_EXERCISE DESCRIPTION_
Keep every line where the word "nuevo" appears; drop the rest.

_RECORDS FOR PROCESSING_
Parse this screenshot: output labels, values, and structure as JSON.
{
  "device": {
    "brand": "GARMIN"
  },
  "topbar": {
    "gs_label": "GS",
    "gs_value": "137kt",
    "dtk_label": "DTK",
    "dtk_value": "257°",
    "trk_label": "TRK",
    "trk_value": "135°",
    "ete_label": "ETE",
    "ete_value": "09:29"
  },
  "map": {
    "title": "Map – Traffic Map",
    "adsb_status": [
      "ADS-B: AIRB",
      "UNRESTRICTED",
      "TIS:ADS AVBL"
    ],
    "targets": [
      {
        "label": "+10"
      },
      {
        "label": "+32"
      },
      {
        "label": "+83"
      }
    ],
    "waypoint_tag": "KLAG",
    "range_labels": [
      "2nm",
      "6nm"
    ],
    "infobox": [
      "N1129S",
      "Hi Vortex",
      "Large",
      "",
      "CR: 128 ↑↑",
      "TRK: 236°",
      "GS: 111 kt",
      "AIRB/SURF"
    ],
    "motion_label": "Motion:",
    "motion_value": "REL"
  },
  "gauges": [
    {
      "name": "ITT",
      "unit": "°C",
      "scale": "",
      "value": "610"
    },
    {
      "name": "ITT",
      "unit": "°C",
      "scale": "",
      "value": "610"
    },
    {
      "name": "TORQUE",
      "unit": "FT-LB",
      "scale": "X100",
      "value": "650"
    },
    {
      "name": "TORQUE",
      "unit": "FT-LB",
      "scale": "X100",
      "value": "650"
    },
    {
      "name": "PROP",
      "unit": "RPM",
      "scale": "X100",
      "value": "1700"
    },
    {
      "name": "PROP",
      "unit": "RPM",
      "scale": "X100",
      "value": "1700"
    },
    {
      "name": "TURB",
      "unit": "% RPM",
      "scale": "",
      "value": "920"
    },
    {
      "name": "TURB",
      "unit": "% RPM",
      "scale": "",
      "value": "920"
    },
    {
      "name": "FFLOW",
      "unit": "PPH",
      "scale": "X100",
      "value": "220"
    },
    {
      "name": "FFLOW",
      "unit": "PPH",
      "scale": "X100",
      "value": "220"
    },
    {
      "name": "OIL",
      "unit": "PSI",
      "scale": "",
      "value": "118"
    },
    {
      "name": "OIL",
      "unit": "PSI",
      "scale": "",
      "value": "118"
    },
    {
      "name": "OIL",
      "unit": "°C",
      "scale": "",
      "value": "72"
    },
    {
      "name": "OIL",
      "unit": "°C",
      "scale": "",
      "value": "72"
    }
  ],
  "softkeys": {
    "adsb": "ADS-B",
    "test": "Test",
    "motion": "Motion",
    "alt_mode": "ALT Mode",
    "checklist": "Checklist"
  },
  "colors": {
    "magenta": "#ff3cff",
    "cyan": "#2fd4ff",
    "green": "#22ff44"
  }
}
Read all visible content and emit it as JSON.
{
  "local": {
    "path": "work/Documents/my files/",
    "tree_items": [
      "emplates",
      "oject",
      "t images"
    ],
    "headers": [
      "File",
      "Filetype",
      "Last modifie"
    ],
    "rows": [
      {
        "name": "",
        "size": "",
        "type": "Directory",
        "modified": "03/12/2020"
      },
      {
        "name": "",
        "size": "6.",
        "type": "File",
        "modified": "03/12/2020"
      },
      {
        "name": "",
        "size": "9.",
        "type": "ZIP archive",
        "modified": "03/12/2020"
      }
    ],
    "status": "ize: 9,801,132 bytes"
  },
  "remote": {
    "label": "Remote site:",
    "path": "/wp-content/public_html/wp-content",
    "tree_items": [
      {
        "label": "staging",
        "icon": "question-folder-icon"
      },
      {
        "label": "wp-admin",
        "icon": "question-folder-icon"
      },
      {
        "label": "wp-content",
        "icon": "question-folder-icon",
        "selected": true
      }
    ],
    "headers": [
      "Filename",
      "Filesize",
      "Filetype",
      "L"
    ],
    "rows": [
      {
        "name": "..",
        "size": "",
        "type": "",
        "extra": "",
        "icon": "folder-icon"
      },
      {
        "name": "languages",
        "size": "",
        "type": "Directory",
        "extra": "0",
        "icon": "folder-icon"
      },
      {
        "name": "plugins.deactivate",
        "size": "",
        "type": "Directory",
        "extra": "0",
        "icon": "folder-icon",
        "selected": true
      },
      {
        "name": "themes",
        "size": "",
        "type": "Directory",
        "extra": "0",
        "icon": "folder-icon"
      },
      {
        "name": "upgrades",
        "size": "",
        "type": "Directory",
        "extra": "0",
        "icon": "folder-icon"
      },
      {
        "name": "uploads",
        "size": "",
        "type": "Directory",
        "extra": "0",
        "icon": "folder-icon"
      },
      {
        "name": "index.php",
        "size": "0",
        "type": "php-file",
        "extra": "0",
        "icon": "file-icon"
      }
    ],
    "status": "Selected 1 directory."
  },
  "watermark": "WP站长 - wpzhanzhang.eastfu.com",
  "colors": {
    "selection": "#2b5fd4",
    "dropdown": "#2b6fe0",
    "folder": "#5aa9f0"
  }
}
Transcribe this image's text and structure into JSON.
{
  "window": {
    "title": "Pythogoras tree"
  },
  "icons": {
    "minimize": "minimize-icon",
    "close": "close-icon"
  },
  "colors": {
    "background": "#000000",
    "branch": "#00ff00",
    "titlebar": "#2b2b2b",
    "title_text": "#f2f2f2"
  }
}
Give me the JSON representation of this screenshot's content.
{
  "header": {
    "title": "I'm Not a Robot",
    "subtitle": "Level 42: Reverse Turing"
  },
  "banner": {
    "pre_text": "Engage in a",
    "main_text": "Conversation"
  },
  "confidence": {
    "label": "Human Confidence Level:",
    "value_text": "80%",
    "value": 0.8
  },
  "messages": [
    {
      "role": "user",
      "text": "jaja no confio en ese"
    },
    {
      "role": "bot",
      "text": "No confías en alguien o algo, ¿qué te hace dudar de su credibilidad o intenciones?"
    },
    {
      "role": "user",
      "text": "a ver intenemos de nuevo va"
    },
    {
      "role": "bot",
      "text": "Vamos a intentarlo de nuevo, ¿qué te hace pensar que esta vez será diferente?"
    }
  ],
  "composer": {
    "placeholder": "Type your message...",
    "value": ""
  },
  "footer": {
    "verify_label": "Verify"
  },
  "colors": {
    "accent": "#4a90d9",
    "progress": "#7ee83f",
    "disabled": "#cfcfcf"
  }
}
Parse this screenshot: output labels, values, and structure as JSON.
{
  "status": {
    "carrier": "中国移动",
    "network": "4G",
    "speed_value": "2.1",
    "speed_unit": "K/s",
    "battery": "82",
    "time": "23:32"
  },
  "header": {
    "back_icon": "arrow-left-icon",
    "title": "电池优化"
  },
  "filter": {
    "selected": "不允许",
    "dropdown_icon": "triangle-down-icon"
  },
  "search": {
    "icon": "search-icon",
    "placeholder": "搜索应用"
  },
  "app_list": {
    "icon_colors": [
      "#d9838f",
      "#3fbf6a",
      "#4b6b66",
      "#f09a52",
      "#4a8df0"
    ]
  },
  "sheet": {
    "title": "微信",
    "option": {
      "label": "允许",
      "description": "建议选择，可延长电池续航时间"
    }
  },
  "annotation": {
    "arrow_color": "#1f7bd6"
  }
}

_REPLY TO THE TASK_
      "text": "a ver intenemos de nuevo va"
      "text": "Vamos a intentarlo de nuevo, ¿qué te hace pensar que esta vez será diferente?"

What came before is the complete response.